* **REQUIREMENT**
Set the following entries down again exactly, line by line.

=-=-=-=-=

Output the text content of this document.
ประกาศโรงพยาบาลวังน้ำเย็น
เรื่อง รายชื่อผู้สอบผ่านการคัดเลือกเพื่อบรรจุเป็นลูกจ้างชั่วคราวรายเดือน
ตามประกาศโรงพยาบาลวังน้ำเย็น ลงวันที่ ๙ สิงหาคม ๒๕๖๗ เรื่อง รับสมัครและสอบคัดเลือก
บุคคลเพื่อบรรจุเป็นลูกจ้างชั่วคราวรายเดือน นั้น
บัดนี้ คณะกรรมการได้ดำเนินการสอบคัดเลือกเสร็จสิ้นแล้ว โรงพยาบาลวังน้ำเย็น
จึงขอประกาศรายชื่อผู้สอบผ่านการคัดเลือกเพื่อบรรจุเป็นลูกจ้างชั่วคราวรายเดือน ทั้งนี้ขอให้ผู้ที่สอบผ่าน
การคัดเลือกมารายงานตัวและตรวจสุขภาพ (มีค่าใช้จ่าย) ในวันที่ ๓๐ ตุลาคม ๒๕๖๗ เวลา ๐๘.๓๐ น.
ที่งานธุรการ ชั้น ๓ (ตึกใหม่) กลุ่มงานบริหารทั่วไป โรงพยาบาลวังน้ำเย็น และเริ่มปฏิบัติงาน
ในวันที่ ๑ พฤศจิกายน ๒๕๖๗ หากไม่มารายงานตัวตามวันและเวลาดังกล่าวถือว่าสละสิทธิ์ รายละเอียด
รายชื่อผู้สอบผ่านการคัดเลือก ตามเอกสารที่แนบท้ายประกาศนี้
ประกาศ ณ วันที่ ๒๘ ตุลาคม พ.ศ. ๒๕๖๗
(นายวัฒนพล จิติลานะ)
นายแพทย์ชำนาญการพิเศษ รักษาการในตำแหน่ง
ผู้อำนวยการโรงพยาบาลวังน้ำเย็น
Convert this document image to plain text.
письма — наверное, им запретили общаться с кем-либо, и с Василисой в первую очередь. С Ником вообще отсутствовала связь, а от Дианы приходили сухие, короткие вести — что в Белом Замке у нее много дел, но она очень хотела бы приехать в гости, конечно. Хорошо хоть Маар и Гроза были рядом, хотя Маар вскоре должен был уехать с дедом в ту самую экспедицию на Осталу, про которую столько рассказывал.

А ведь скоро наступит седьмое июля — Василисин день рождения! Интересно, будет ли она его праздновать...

=-=-=-=-=

* **CORRECT RESPONSE**
Output the text content of this document.
ประกาศโรงพยาบาลวังน้ำเย็น
เรื่อง รายชื่อผู้สอบผ่านการคัดเลือกเพื่อบรรจุเป็นลูกจ้างชั่วคราวรายเดือน
ตามประกาศโรงพยาบาลวังน้ำเย็น ลงวันที่ ๙ สิงหาคม ๒๕๖๗ เรื่อง รับสมัครและสอบคัดเลือก
บุคคลเพื่อบรรจุเป็นลูกจ้างชั่วคราวรายเดือน นั้น
บัดนี้ คณะกรรมการได้ดำเนินการสอบคัดเลือกเสร็จสิ้นแล้ว โรงพยาบาลวังน้ำเย็น
จึงขอประกาศรายชื่อผู้สอบผ่านการคัดเลือกเพื่อบรรจุเป็นลูกจ้างชั่วคราวรายเดือน ทั้งนี้ขอให้ผู้ที่สอบผ่าน
การคัดเลือกมารายงานตัวและตรวจสุขภาพ (มีค่าใช้จ่าย) ในวันที่ ๓๐ ตุลาคม ๒๕๖๗ เวลา ๐๘.๓๐ น.
ที่งานธุรการ ชั้น ๓ (ตึกใหม่) กลุ่มงานบริหารทั่วไป โรงพยาบาลวังน้ำเย็น และเริ่มปฏิบัติงาน
ในวันที่ ๑ พฤศจิกายน ๒๕๖๗ หากไม่มารายงานตัวตามวันและเวลาดังกล่าวถือว่าสละสิทธิ์ รายละเอียด
รายชื่อผู้สอบผ่านการคัดเลือก ตามเอกสารที่แนบท้ายประกาศนี้
ประกาศ ณ วันที่ ๒๘ ตุลาคม พ.ศ. ๒๕๖๗
(นายวัฒนพล จิติลานะ)
นายแพทย์ชำนาญการพิเศษ รักษาการในตำแหน่ง
ผู้อำนวยการโรงพยาบาลวังน้ำเย็น
Convert this document image to plain text.
письма — наверное, им запретили общаться с кем-либо, и с Василисой в первую очередь. С Ником вообще отсутствовала связь, а от Дианы приходили сухие, короткие вести — что в Белом Замке у нее много дел, но она очень хотела бы приехать в гости, конечно. Хорошо хоть Маар и Гроза были рядом, хотя Маар вскоре должен был уехать с дедом в ту самую экспедицию на Осталу, про которую столько рассказывал.

А ведь скоро наступит седьмое июля — Василисин день рождения! Интересно, будет ли она его праздновать...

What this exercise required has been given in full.